TEXTO EXTRAÍDO:

- - -

Jurisprudência (621)





Processo de insolvência; 
créditos laborais; privilégio imobiliário especial


1. O sumário de RL 19/1/2017 (1436/14.5T8PDL-C.L1-2) é o seguinte:

I – O privilégio imobiliário especial, concedido aos créditos laborais pelo artigo 333.º, n.º 1, al, b), do Código do Trabalho, abrange todos os bens imóveis integrantes do património da insolvente afetos ao desenvolvimento da respetiva atividade empresarial, exigindo-se uma conexão, em termos funcionais, entre a atividade dos trabalhadores reclamantes e a unidade empresarial da insolvente, integrada por tais imóveis.  

II – Tendo sido apreendidos para a massa insolvente dois imóveis pertencentes à insolvente, sendo um, um armazém e o outro um espaço destinado em exclusivo ao comércio, é de presumir terem estado tais imóveis afetos à organização empresarial da insolvente, uma sociedade comercial por quotas, tendo por objeto o comércio de mobiliário, artes decorativas, eletrodomésticos, eletrificações e colocação de alcatifas.

- - -

EXCERTO DOS DADOS:
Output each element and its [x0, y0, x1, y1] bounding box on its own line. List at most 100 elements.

- - -

O QUE SE PEDE:
Responda com base no texto extraído:
1. Que artigo do Código do Trabalho concede o privilégio imobiliário especial aos créditos laborais?
2. Que dois imóveis da insolvente foram apreendidos para a massa insolvente?
3. Que tipo de sociedade era a insolvente?
Não é preciso consultar os dados.

RESPOSTA ESCRITA:
1. O artigo 333.º, n.º 1, alínea b), do Código do Trabalho.
2. Um armazém e um espaço destinado em exclusivo ao comércio.
3. Uma sociedade comercial por quotas.